Task description —
Transcribe the records that follow exactly. Skip the pictures.

(Structured figure records)
◆ ◆ ◆ ◆ ◆ ◆ ◆

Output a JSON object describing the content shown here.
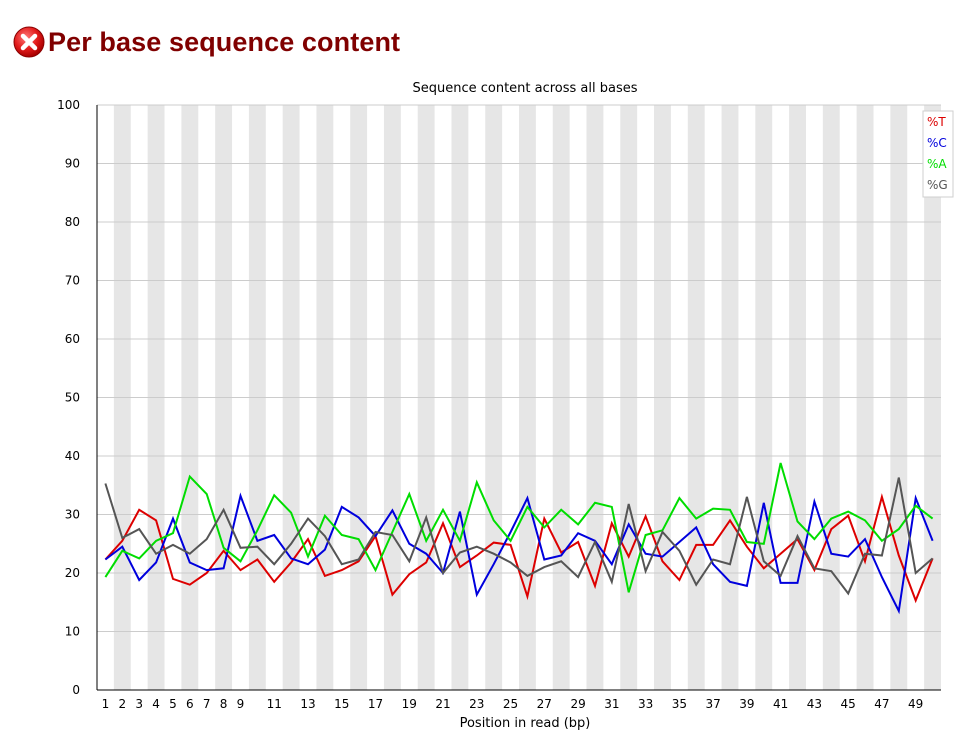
{
  "header": {
    "title": "Per base sequence content",
    "status_icon": "error-icon"
  },
  "colors": {
    "title": "#800000",
    "stripe": "#e6e6e6",
    "grid": "#cccccc",
    "axis": "#000000"
  },
  "chart_data": {
    "type": "line",
    "title": "Sequence content across all bases",
    "xlabel": "Position in read (bp)",
    "ylabel": "",
    "ylim": [
      0,
      100
    ],
    "yticks": [
      0,
      10,
      20,
      30,
      40,
      50,
      60,
      70,
      80,
      90,
      100
    ],
    "xlim": [
      1,
      50
    ],
    "xtick_labels": [
      "1",
      "2",
      "3",
      "4",
      "5",
      "6",
      "7",
      "8",
      "9",
      "11",
      "13",
      "15",
      "17",
      "19",
      "21",
      "23",
      "25",
      "27",
      "29",
      "31",
      "33",
      "35",
      "37",
      "39",
      "41",
      "43",
      "45",
      "47",
      "49"
    ],
    "grid": "horizontal",
    "alternating_column_shading": true,
    "legend_position": "top-right",
    "x": [
      1,
      2,
      3,
      4,
      5,
      6,
      7,
      8,
      9,
      10,
      11,
      12,
      13,
      14,
      15,
      16,
      17,
      18,
      19,
      20,
      21,
      22,
      23,
      24,
      25,
      26,
      27,
      28,
      29,
      30,
      31,
      32,
      33,
      34,
      35,
      36,
      37,
      38,
      39,
      40,
      41,
      42,
      43,
      44,
      45,
      46,
      47,
      48,
      49,
      50
    ],
    "series": [
      {
        "name": "%T",
        "color": "#dd0000",
        "values": [
          22.3,
          25.5,
          30.8,
          29.0,
          19.0,
          18.0,
          20.0,
          23.8,
          20.5,
          22.3,
          18.5,
          21.8,
          25.8,
          19.5,
          20.5,
          22.0,
          26.3,
          16.3,
          19.8,
          21.8,
          28.5,
          21.0,
          23.0,
          25.2,
          24.8,
          16.0,
          29.3,
          23.5,
          25.3,
          17.8,
          28.5,
          22.8,
          29.7,
          22.0,
          18.8,
          24.8,
          24.8,
          29.0,
          24.5,
          20.8,
          23.3,
          25.8,
          20.5,
          27.5,
          29.8,
          22.0,
          33.0,
          23.0,
          15.3,
          22.5
        ]
      },
      {
        "name": "%C",
        "color": "#0000dd",
        "values": [
          22.3,
          24.5,
          18.8,
          21.8,
          29.3,
          21.8,
          20.5,
          20.8,
          33.2,
          25.5,
          26.5,
          22.5,
          21.5,
          24.0,
          31.3,
          29.5,
          26.3,
          30.7,
          25.0,
          23.3,
          20.0,
          30.5,
          16.3,
          21.5,
          27.0,
          32.8,
          22.3,
          23.0,
          26.8,
          25.5,
          21.5,
          28.3,
          23.3,
          22.8,
          25.3,
          27.8,
          21.5,
          18.5,
          17.8,
          32.0,
          18.3,
          18.3,
          32.2,
          23.3,
          22.8,
          25.8,
          19.3,
          13.5,
          32.8,
          25.5
        ]
      },
      {
        "name": "%A",
        "color": "#00dd00",
        "values": [
          19.3,
          23.8,
          22.5,
          25.5,
          26.8,
          36.5,
          33.5,
          24.3,
          22.0,
          27.3,
          33.3,
          30.3,
          22.8,
          29.8,
          26.5,
          25.8,
          20.5,
          27.0,
          33.5,
          25.5,
          30.8,
          25.5,
          35.5,
          29.0,
          25.5,
          31.3,
          27.8,
          30.8,
          28.3,
          32.0,
          31.3,
          16.7,
          26.5,
          27.3,
          32.8,
          29.3,
          31.0,
          30.8,
          25.3,
          25.0,
          38.8,
          28.8,
          25.8,
          29.3,
          30.5,
          29.0,
          25.5,
          27.5,
          31.5,
          29.3
        ]
      },
      {
        "name": "%G",
        "color": "#555555",
        "values": [
          35.3,
          26.0,
          27.5,
          23.3,
          24.8,
          23.3,
          25.8,
          30.8,
          24.3,
          24.5,
          21.5,
          25.0,
          29.3,
          26.3,
          21.5,
          22.3,
          27.0,
          26.5,
          22.0,
          29.5,
          20.0,
          23.5,
          24.5,
          23.3,
          21.8,
          19.5,
          21.0,
          22.0,
          19.3,
          25.3,
          18.5,
          31.8,
          20.3,
          27.0,
          23.8,
          18.0,
          22.3,
          21.5,
          33.0,
          22.0,
          19.5,
          26.3,
          20.8,
          20.3,
          16.5,
          23.3,
          23.0,
          36.3,
          20.0,
          22.5
        ]
      }
    ]
  }
}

◆ ◆ ◆ ◆ ◆ ◆ ◆

Finished exercise —
Output a JSON object describing the content shown here.
{
  "header": {
    "title": "Per base sequence content",
    "status_icon": "error-icon"
  },
  "colors": {
    "title": "#800000",
    "stripe": "#e6e6e6",
    "grid": "#cccccc",
    "axis": "#000000"
  },
  "chart_data": {
    "type": "line",
    "title": "Sequence content across all bases",
    "xlabel": "Position in read (bp)",
    "ylabel": "",
    "ylim": [
      0,
      100
    ],
    "yticks": [
      0,
      10,
      20,
      30,
      40,
      50,
      60,
      70,
      80,
      90,
      100
    ],
    "xlim": [
      1,
      50
    ],
    "xtick_labels": [
      "1",
      "2",
      "3",
      "4",
      "5",
      "6",
      "7",
      "8",
      "9",
      "11",
      "13",
      "15",
      "17",
      "19",
      "21",
      "23",
      "25",
      "27",
      "29",
      "31",
      "33",
      "35",
      "37",
      "39",
      "41",
      "43",
      "45",
      "47",
      "49"
    ],
    "grid": "horizontal",
    "alternating_column_shading": true,
    "legend_position": "top-right",
    "x": [
      1,
      2,
      3,
      4,
      5,
      6,
      7,
      8,
      9,
      10,
      11,
      12,
      13,
      14,
      15,
      16,
      17,
      18,
      19,
      20,
      21,
      22,
      23,
      24,
      25,
      26,
      27,
      28,
      29,
      30,
      31,
      32,
      33,
      34,
      35,
      36,
      37,
      38,
      39,
      40,
      41,
      42,
      43,
      44,
      45,
      46,
      47,
      48,
      49,
      50
    ],
    "series": [
      {
        "name": "%T",
        "color": "#dd0000",
        "values": [
          22.3,
          25.5,
          30.8,
          29.0,
          19.0,
          18.0,
          20.0,
          23.8,
          20.5,
          22.3,
          18.5,
          21.8,
          25.8,
          19.5,
          20.5,
          22.0,
          26.3,
          16.3,
          19.8,
          21.8,
          28.5,
          21.0,
          23.0,
          25.2,
          24.8,
          16.0,
          29.3,
          23.5,
          25.3,
          17.8,
          28.5,
          22.8,
          29.7,
          22.0,
          18.8,
          24.8,
          24.8,
          29.0,
          24.5,
          20.8,
          23.3,
          25.8,
          20.5,
          27.5,
          29.8,
          22.0,
          33.0,
          23.0,
          15.3,
          22.5
        ]
      },
      {
        "name": "%C",
        "color": "#0000dd",
        "values": [
          22.3,
          24.5,
          18.8,
          21.8,
          29.3,
          21.8,
          20.5,
          20.8,
          33.2,
          25.5,
          26.5,
          22.5,
          21.5,
          24.0,
          31.3,
          29.5,
          26.3,
          30.7,
          25.0,
          23.3,
          20.0,
          30.5,
          16.3,
          21.5,
          27.0,
          32.8,
          22.3,
          23.0,
          26.8,
          25.5,
          21.5,
          28.3,
          23.3,
          22.8,
          25.3,
          27.8,
          21.5,
          18.5,
          17.8,
          32.0,
          18.3,
          18.3,
          32.2,
          23.3,
          22.8,
          25.8,
          19.3,
          13.5,
          32.8,
          25.5
        ]
      },
      {
        "name": "%A",
        "color": "#00dd00",
        "values": [
          19.3,
          23.8,
          22.5,
          25.5,
          26.8,
          36.5,
          33.5,
          24.3,
          22.0,
          27.3,
          33.3,
          30.3,
          22.8,
          29.8,
          26.5,
          25.8,
          20.5,
          27.0,
          33.5,
          25.5,
          30.8,
          25.5,
          35.5,
          29.0,
          25.5,
          31.3,
          27.8,
          30.8,
          28.3,
          32.0,
          31.3,
          16.7,
          26.5,
          27.3,
          32.8,
          29.3,
          31.0,
          30.8,
          25.3,
          25.0,
          38.8,
          28.8,
          25.8,
          29.3,
          30.5,
          29.0,
          25.5,
          27.5,
          31.5,
          29.3
        ]
      },
      {
        "name": "%G",
        "color": "#555555",
        "values": [
          35.3,
          26.0,
          27.5,
          23.3,
          24.8,
          23.3,
          25.8,
          30.8,
          24.3,
          24.5,
          21.5,
          25.0,
          29.3,
          26.3,
          21.5,
          22.3,
          27.0,
          26.5,
          22.0,
          29.5,
          20.0,
          23.5,
          24.5,
          23.3,
          21.8,
          19.5,
          21.0,
          22.0,
          19.3,
          25.3,
          18.5,
          31.8,
          20.3,
          27.0,
          23.8,
          18.0,
          22.3,
          21.5,
          33.0,
          22.0,
          19.5,
          26.3,
          20.8,
          20.3,
          16.5,
          23.3,
          23.0,
          36.3,
          20.0,
          22.5
        ]
      }
    ]
  }
}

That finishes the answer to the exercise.